▶ Material for this exercise
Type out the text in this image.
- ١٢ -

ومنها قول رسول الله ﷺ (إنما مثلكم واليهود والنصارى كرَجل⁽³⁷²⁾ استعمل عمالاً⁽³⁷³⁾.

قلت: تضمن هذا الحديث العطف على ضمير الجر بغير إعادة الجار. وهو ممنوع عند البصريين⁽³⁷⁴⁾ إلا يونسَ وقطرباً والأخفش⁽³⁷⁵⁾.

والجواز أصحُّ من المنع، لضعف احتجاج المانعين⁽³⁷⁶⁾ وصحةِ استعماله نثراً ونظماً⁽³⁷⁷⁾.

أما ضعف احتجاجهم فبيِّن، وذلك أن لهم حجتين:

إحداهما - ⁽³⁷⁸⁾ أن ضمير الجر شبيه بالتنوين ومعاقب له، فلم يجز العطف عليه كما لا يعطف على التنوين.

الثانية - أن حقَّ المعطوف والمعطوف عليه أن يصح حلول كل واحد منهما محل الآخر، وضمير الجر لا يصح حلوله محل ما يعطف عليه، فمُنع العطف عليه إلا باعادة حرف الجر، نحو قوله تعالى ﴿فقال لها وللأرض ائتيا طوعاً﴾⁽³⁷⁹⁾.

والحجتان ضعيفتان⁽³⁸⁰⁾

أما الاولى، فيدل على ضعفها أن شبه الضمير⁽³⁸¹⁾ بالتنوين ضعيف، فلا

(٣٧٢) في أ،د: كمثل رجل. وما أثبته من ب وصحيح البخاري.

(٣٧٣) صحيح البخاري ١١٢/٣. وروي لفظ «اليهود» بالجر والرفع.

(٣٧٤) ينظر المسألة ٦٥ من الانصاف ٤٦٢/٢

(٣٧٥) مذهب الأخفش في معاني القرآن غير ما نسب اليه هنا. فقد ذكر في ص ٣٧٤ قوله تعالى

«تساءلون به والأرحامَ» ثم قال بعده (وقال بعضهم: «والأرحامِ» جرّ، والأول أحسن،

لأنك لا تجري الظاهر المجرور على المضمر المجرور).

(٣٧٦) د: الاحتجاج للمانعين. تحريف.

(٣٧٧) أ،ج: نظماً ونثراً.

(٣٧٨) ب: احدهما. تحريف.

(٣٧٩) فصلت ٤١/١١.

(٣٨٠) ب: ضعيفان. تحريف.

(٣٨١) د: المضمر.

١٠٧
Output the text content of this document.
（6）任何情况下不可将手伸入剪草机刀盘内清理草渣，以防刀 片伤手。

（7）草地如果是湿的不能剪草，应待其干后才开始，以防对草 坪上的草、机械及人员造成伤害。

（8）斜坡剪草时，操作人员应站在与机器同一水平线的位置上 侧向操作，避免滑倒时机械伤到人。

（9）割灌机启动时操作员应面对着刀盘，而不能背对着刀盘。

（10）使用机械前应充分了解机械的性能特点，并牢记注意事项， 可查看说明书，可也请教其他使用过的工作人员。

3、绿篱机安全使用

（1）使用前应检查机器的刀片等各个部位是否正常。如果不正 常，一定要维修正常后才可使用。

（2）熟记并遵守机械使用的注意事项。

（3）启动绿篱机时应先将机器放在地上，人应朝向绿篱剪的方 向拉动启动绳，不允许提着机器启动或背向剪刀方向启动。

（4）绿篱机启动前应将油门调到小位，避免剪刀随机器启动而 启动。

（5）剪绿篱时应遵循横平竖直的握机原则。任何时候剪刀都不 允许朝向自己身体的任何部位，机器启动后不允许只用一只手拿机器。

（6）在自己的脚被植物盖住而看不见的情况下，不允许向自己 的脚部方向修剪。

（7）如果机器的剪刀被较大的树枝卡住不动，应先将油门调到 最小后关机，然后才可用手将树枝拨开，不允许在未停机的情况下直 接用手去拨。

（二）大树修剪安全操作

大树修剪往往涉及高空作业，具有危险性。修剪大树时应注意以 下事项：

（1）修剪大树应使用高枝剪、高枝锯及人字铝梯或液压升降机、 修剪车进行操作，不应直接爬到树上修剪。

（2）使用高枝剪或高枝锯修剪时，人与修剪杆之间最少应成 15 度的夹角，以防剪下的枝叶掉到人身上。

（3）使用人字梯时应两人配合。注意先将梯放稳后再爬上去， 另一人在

▶ Exercise
Check each line of the data above for the word "text" and say how many lines have it. Give the number alone.

▶ Answer to this task
2